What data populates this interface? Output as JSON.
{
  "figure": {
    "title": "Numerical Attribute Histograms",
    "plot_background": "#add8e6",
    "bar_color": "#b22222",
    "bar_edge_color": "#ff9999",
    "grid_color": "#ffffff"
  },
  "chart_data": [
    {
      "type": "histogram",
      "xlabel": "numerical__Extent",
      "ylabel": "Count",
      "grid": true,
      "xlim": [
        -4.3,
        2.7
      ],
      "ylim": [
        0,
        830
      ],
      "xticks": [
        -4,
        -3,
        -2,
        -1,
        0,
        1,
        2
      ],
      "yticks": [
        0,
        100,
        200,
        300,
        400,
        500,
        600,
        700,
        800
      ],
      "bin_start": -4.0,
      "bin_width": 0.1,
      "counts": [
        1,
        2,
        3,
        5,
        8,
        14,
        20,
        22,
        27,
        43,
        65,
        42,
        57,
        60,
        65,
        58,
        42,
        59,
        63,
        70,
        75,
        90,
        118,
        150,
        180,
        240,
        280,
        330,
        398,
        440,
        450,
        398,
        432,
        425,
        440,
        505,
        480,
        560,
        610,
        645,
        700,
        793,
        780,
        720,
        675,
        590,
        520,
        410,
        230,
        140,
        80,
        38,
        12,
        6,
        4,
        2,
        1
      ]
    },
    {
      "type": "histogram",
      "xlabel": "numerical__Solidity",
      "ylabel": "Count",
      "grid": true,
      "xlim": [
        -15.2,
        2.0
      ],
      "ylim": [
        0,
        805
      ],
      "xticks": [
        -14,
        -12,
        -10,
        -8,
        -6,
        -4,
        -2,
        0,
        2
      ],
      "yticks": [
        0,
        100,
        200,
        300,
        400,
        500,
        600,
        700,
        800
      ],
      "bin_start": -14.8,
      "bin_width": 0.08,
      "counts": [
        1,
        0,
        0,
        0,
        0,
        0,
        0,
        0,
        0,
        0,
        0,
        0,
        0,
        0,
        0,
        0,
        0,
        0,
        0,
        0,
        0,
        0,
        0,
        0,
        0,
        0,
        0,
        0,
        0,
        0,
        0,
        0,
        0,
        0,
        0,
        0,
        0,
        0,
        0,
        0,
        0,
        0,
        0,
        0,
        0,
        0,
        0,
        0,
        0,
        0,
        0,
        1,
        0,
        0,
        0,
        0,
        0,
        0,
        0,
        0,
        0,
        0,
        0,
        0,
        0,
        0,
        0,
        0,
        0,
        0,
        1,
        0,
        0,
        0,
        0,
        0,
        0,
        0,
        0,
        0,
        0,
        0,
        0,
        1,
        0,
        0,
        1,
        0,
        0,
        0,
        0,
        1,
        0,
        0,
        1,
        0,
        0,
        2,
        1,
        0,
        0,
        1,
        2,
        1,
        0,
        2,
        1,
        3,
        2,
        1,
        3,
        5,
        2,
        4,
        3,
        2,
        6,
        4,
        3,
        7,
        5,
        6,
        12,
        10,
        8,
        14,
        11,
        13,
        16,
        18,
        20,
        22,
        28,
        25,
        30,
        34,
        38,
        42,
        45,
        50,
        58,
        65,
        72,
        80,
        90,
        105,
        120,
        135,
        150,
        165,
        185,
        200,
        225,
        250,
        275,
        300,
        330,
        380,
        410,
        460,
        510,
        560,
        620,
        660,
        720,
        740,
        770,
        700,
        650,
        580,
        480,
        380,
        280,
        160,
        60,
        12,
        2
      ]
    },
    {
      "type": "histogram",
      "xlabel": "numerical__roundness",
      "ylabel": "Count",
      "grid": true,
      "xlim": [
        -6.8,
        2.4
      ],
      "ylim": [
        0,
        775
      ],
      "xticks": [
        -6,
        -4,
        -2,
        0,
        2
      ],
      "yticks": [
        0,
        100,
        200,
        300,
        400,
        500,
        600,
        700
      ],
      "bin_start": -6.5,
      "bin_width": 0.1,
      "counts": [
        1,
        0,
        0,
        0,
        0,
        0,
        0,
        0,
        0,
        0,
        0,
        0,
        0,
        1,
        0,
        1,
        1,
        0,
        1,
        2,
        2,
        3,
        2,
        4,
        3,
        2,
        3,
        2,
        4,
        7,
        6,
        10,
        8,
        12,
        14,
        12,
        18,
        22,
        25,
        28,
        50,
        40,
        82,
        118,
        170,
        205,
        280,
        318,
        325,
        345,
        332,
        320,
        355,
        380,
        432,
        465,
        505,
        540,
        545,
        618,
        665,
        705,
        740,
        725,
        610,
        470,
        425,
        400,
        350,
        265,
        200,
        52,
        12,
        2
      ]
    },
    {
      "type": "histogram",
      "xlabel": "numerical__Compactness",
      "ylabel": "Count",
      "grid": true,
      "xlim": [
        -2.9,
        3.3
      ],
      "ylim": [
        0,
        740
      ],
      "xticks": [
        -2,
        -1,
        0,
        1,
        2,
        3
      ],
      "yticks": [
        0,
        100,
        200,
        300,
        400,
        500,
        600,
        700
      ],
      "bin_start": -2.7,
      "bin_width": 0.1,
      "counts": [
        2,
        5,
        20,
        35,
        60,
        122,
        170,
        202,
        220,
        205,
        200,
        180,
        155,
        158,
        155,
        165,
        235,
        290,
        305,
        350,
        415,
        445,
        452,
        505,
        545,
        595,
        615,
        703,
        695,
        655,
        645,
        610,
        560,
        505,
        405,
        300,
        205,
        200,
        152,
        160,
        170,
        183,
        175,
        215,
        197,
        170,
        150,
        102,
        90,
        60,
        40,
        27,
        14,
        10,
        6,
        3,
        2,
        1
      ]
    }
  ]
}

※

Copy out the data shown above without altering anything.

What data populates this interface? Output as JSON.
{
  "figure": {
    "title": "Numerical Attribute Histograms",
    "plot_background": "#add8e6",
    "bar_color": "#b22222",
    "bar_edge_color": "#ff9999",
    "grid_color": "#ffffff"
  },
  "chart_data": [
    {
      "type": "histogram",
      "xlabel": "numerical__Extent",
      "ylabel": "Count",
      "grid": true,
      "xlim": [
        -4.3,
        2.7
      ],
      "ylim": [
        0,
        830
      ],
      "xticks": [
        -4,
        -3,
        -2,
        -1,
        0,
        1,
        2
      ],
      "yticks": [
        0,
        100,
        200,
        300,
        400,
        500,
        600,
        700,
        800
      ],
      "bin_start": -4.0,
      "bin_width": 0.1,
      "counts": [
        1,
        2,
        3,
        5,
        8,
        14,
        20,
        22,
        27,
        43,
        65,
        42,
        57,
        60,
        65,
        58,
        42,
        59,
        63,
        70,
        75,
        90,
        118,
        150,
        180,
        240,
        280,
        330,
        398,
        440,
        450,
        398,
        432,
        425,
        440,
        505,
        480,
        560,
        610,
        645,
        700,
        793,
        780,
        720,
        675,
        590,
        520,
        410,
        230,
        140,
        80,
        38,
        12,
        6,
        4,
        2,
        1
      ]
    },
    {
      "type": "histogram",
      "xlabel": "numerical__Solidity",
      "ylabel": "Count",
      "grid": true,
      "xlim": [
        -15.2,
        2.0
      ],
      "ylim": [
        0,
        805
      ],
      "xticks": [
        -14,
        -12,
        -10,
        -8,
        -6,
        -4,
        -2,
        0,
        2
      ],
      "yticks": [
        0,
        100,
        200,
        300,
        400,
        500,
        600,
        700,
        800
      ],
      "bin_start": -14.8,
      "bin_width": 0.08,
      "counts": [
        1,
        0,
        0,
        0,
        0,
        0,
        0,
        0,
        0,
        0,
        0,
        0,
        0,
        0,
        0,
        0,
        0,
        0,
        0,
        0,
        0,
        0,
        0,
        0,
        0,
        0,
        0,
        0,
        0,
        0,
        0,
        0,
        0,
        0,
        0,
        0,
        0,
        0,
        0,
        0,
        0,
        0,
        0,
        0,
        0,
        0,
        0,
        0,
        0,
        0,
        0,
        1,
        0,
        0,
        0,
        0,
        0,
        0,
        0,
        0,
        0,
        0,
        0,
        0,
        0,
        0,
        0,
        0,
        0,
        0,
        1,
        0,
        0,
        0,
        0,
        0,
        0,
        0,
        0,
        0,
        0,
        0,
        0,
        1,
        0,
        0,
        1,
        0,
        0,
        0,
        0,
        1,
        0,
        0,
        1,
        0,
        0,
        2,
        1,
        0,
        0,
        1,
        2,
        1,
        0,
        2,
        1,
        3,
        2,
        1,
        3,
        5,
        2,
        4,
        3,
        2,
        6,
        4,
        3,
        7,
        5,
        6,
        12,
        10,
        8,
        14,
        11,
        13,
        16,
        18,
        20,
        22,
        28,
        25,
        30,
        34,
        38,
        42,
        45,
        50,
        58,
        65,
        72,
        80,
        90,
        105,
        120,
        135,
        150,
        165,
        185,
        200,
        225,
        250,
        275,
        300,
        330,
        380,
        410,
        460,
        510,
        560,
        620,
        660,
        720,
        740,
        770,
        700,
        650,
        580,
        480,
        380,
        280,
        160,
        60,
        12,
        2
      ]
    },
    {
      "type": "histogram",
      "xlabel": "numerical__roundness",
      "ylabel": "Count",
      "grid": true,
      "xlim": [
        -6.8,
        2.4
      ],
      "ylim": [
        0,
        775
      ],
      "xticks": [
        -6,
        -4,
        -2,
        0,
        2
      ],
      "yticks": [
        0,
        100,
        200,
        300,
        400,
        500,
        600,
        700
      ],
      "bin_start": -6.5,
      "bin_width": 0.1,
      "counts": [
        1,
        0,
        0,
        0,
        0,
        0,
        0,
        0,
        0,
        0,
        0,
        0,
        0,
        1,
        0,
        1,
        1,
        0,
        1,
        2,
        2,
        3,
        2,
        4,
        3,
        2,
        3,
        2,
        4,
        7,
        6,
        10,
        8,
        12,
        14,
        12,
        18,
        22,
        25,
        28,
        50,
        40,
        82,
        118,
        170,
        205,
        280,
        318,
        325,
        345,
        332,
        320,
        355,
        380,
        432,
        465,
        505,
        540,
        545,
        618,
        665,
        705,
        740,
        725,
        610,
        470,
        425,
        400,
        350,
        265,
        200,
        52,
        12,
        2
      ]
    },
    {
      "type": "histogram",
      "xlabel": "numerical__Compactness",
      "ylabel": "Count",
      "grid": true,
      "xlim": [
        -2.9,
        3.3
      ],
      "ylim": [
        0,
        740
      ],
      "xticks": [
        -2,
        -1,
        0,
        1,
        2,
        3
      ],
      "yticks": [
        0,
        100,
        200,
        300,
        400,
        500,
        600,
        700
      ],
      "bin_start": -2.7,
      "bin_width": 0.1,
      "counts": [
        2,
        5,
        20,
        35,
        60,
        122,
        170,
        202,
        220,
        205,
        200,
        180,
        155,
        158,
        155,
        165,
        235,
        290,
        305,
        350,
        415,
        445,
        452,
        505,
        545,
        595,
        615,
        703,
        695,
        655,
        645,
        610,
        560,
        505,
        405,
        300,
        205,
        200,
        152,
        160,
        170,
        183,
        175,
        215,
        197,
        170,
        150,
        102,
        90,
        60,
        40,
        27,
        14,
        10,
        6,
        3,
        2,
        1
      ]
    }
  ]
}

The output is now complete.